- REQUIREMENTS
Reproduce every entry exactly as shown.

- SUPPLIED RECORDS
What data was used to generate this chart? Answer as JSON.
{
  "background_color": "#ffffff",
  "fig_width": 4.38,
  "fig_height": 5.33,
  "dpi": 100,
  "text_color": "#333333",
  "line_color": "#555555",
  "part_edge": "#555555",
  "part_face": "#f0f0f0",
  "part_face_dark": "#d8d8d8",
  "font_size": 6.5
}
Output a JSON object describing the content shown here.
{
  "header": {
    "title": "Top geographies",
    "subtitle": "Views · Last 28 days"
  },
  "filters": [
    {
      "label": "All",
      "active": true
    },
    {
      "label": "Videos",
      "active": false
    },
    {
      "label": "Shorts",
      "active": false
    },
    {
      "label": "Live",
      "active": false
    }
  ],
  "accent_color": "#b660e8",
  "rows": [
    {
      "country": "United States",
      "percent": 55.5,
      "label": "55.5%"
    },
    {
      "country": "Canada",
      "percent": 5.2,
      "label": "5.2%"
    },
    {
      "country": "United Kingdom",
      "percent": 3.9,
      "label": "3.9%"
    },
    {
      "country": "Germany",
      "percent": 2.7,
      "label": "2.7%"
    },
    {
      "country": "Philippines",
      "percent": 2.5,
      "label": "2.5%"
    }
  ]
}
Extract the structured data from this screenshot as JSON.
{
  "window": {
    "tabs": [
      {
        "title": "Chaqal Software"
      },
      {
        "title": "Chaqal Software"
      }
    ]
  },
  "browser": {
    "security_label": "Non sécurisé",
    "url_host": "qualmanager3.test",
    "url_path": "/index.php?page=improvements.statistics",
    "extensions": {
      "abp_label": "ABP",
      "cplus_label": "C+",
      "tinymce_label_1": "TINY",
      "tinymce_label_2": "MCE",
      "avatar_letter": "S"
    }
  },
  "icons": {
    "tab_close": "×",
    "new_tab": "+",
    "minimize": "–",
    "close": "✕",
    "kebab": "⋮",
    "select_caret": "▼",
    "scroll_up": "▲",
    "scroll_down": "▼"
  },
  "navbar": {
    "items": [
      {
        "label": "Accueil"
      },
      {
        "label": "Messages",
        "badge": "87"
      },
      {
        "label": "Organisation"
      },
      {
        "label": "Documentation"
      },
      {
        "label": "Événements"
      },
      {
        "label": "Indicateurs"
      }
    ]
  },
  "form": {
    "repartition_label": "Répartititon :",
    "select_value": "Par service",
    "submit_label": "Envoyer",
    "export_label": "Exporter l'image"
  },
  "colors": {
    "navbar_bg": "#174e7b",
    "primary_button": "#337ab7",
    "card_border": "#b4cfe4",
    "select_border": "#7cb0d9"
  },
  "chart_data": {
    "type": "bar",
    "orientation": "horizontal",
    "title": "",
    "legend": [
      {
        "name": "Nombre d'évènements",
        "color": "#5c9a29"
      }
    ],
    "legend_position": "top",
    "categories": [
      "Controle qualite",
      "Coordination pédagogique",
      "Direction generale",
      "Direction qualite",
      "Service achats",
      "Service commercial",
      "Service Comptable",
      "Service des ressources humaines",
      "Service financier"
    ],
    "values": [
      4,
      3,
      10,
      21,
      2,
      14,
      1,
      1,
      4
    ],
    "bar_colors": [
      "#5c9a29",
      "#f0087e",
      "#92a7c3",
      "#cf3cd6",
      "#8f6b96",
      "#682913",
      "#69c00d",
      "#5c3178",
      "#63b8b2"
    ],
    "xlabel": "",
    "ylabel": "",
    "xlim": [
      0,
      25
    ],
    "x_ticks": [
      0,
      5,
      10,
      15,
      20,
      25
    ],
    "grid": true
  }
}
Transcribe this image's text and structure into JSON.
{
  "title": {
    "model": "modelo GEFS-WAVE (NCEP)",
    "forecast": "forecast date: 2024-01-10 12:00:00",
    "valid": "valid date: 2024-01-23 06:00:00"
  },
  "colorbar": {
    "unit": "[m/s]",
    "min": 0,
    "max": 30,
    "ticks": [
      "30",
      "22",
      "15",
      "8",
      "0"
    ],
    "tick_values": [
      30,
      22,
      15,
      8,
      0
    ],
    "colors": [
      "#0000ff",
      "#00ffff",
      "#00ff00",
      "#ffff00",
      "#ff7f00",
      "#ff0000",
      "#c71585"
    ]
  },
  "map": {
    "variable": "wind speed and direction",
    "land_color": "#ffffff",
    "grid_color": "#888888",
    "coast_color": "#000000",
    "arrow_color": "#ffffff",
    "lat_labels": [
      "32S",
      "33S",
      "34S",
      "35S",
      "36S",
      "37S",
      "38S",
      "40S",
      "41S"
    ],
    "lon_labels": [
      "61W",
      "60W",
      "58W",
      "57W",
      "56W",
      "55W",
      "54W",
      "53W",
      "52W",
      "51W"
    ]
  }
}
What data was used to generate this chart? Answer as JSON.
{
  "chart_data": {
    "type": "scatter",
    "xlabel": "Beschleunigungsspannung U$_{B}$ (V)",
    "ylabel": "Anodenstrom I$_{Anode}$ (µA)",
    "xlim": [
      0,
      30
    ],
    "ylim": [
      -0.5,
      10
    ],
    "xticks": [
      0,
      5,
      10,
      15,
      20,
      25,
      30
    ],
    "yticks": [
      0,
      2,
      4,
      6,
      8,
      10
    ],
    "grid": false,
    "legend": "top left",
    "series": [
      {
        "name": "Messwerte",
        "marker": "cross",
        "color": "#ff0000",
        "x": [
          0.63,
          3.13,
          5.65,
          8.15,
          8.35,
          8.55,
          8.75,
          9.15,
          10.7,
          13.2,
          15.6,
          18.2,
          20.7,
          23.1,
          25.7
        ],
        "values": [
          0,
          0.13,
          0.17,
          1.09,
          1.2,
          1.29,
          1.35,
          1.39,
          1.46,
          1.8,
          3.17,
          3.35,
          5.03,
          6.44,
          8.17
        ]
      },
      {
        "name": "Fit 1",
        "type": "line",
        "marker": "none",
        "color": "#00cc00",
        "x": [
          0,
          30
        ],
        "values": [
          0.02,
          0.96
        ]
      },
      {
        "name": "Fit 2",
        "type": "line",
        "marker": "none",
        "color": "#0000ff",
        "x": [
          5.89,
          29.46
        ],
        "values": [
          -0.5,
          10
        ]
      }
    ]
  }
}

- RESULT OF THE EXERCISE
What data was used to generate this chart? Answer as JSON.
{
  "background_color": "#ffffff",
  "fig_width": 4.38,
  "fig_height": 5.33,
  "dpi": 100,
  "text_color": "#333333",
  "line_color": "#555555",
  "part_edge": "#555555",
  "part_face": "#f0f0f0",
  "part_face_dark": "#d8d8d8",
  "font_size": 6.5
}
Output a JSON object describing the content shown here.
{
  "header": {
    "title": "Top geographies",
    "subtitle": "Views · Last 28 days"
  },
  "filters": [
    {
      "label": "All",
      "active": true
    },
    {
      "label": "Videos",
      "active": false
    },
    {
      "label": "Shorts",
      "active": false
    },
    {
      "label": "Live",
      "active": false
    }
  ],
  "accent_color": "#b660e8",
  "rows": [
    {
      "country": "United States",
      "percent": 55.5,
      "label": "55.5%"
    },
    {
      "country": "Canada",
      "percent": 5.2,
      "label": "5.2%"
    },
    {
      "country": "United Kingdom",
      "percent": 3.9,
      "label": "3.9%"
    },
    {
      "country": "Germany",
      "percent": 2.7,
      "label": "2.7%"
    },
    {
      "country": "Philippines",
      "percent": 2.5,
      "label": "2.5%"
    }
  ]
}
Extract the structured data from this screenshot as JSON.
{
  "window": {
    "tabs": [
      {
        "title": "Chaqal Software"
      },
      {
        "title": "Chaqal Software"
      }
    ]
  },
  "browser": {
    "security_label": "Non sécurisé",
    "url_host": "qualmanager3.test",
    "url_path": "/index.php?page=improvements.statistics",
    "extensions": {
      "abp_label": "ABP",
      "cplus_label": "C+",
      "tinymce_label_1": "TINY",
      "tinymce_label_2": "MCE",
      "avatar_letter": "S"
    }
  },
  "icons": {
    "tab_close": "×",
    "new_tab": "+",
    "minimize": "–",
    "close": "✕",
    "kebab": "⋮",
    "select_caret": "▼",
    "scroll_up": "▲",
    "scroll_down": "▼"
  },
  "navbar": {
    "items": [
      {
        "label": "Accueil"
      },
      {
        "label": "Messages",
        "badge": "87"
      },
      {
        "label": "Organisation"
      },
      {
        "label": "Documentation"
      },
      {
        "label": "Événements"
      },
      {
        "label": "Indicateurs"
      }
    ]
  },
  "form": {
    "repartition_label": "Répartititon :",
    "select_value": "Par service",
    "submit_label": "Envoyer",
    "export_label": "Exporter l'image"
  },
  "colors": {
    "navbar_bg": "#174e7b",
    "primary_button": "#337ab7",
    "card_border": "#b4cfe4",
    "select_border": "#7cb0d9"
  },
  "chart_data": {
    "type": "bar",
    "orientation": "horizontal",
    "title": "",
    "legend": [
      {
        "name": "Nombre d'évènements",
        "color": "#5c9a29"
      }
    ],
    "legend_position": "top",
    "categories": [
      "Controle qualite",
      "Coordination pédagogique",
      "Direction generale",
      "Direction qualite",
      "Service achats",
      "Service commercial",
      "Service Comptable",
      "Service des ressources humaines",
      "Service financier"
    ],
    "values": [
      4,
      3,
      10,
      21,
      2,
      14,
      1,
      1,
      4
    ],
    "bar_colors": [
      "#5c9a29",
      "#f0087e",
      "#92a7c3",
      "#cf3cd6",
      "#8f6b96",
      "#682913",
      "#69c00d",
      "#5c3178",
      "#63b8b2"
    ],
    "xlabel": "",
    "ylabel": "",
    "xlim": [
      0,
      25
    ],
    "x_ticks": [
      0,
      5,
      10,
      15,
      20,
      25
    ],
    "grid": true
  }
}
Transcribe this image's text and structure into JSON.
{
  "title": {
    "model": "modelo GEFS-WAVE (NCEP)",
    "forecast": "forecast date: 2024-01-10 12:00:00",
    "valid": "valid date: 2024-01-23 06:00:00"
  },
  "colorbar": {
    "unit": "[m/s]",
    "min": 0,
    "max": 30,
    "ticks": [
      "30",
      "22",
      "15",
      "8",
      "0"
    ],
    "tick_values": [
      30,
      22,
      15,
      8,
      0
    ],
    "colors": [
      "#0000ff",
      "#00ffff",
      "#00ff00",
      "#ffff00",
      "#ff7f00",
      "#ff0000",
      "#c71585"
    ]
  },
  "map": {
    "variable": "wind speed and direction",
    "land_color": "#ffffff",
    "grid_color": "#888888",
    "coast_color": "#000000",
    "arrow_color": "#ffffff",
    "lat_labels": [
      "32S",
      "33S",
      "34S",
      "35S",
      "36S",
      "37S",
      "38S",
      "40S",
      "41S"
    ],
    "lon_labels": [
      "61W",
      "60W",
      "58W",
      "57W",
      "56W",
      "55W",
      "54W",
      "53W",
      "52W",
      "51W"
    ]
  }
}
What data was used to generate this chart? Answer as JSON.
{
  "chart_data": {
    "type": "scatter",
    "xlabel": "Beschleunigungsspannung U$_{B}$ (V)",
    "ylabel": "Anodenstrom I$_{Anode}$ (µA)",
    "xlim": [
      0,
      30
    ],
    "ylim": [
      -0.5,
      10
    ],
    "xticks": [
      0,
      5,
      10,
      15,
      20,
      25,
      30
    ],
    "yticks": [
      0,
      2,
      4,
      6,
      8,
      10
    ],
    "grid": false,
    "legend": "top left",
    "series": [
      {
        "name": "Messwerte",
        "marker": "cross",
        "color": "#ff0000",
        "x": [
          0.63,
          3.13,
          5.65,
          8.15,
          8.35,
          8.55,
          8.75,
          9.15,
          10.7,
          13.2,
          15.6,
          18.2,
          20.7,
          23.1,
          25.7
        ],
        "values": [
          0,
          0.13,
          0.17,
          1.09,
          1.2,
          1.29,
          1.35,
          1.39,
          1.46,
          1.8,
          3.17,
          3.35,
          5.03,
          6.44,
          8.17
        ]
      },
      {
        "name": "Fit 1",
        "type": "line",
        "marker": "none",
        "color": "#00cc00",
        "x": [
          0,
          30
        ],
        "values": [
          0.02,
          0.96
        ]
      },
      {
        "name": "Fit 2",
        "type": "line",
        "marker": "none",
        "color": "#0000ff",
        "x": [
          5.89,
          29.46
        ],
        "values": [
          -0.5,
          10
        ]
      }
    ]
  }
}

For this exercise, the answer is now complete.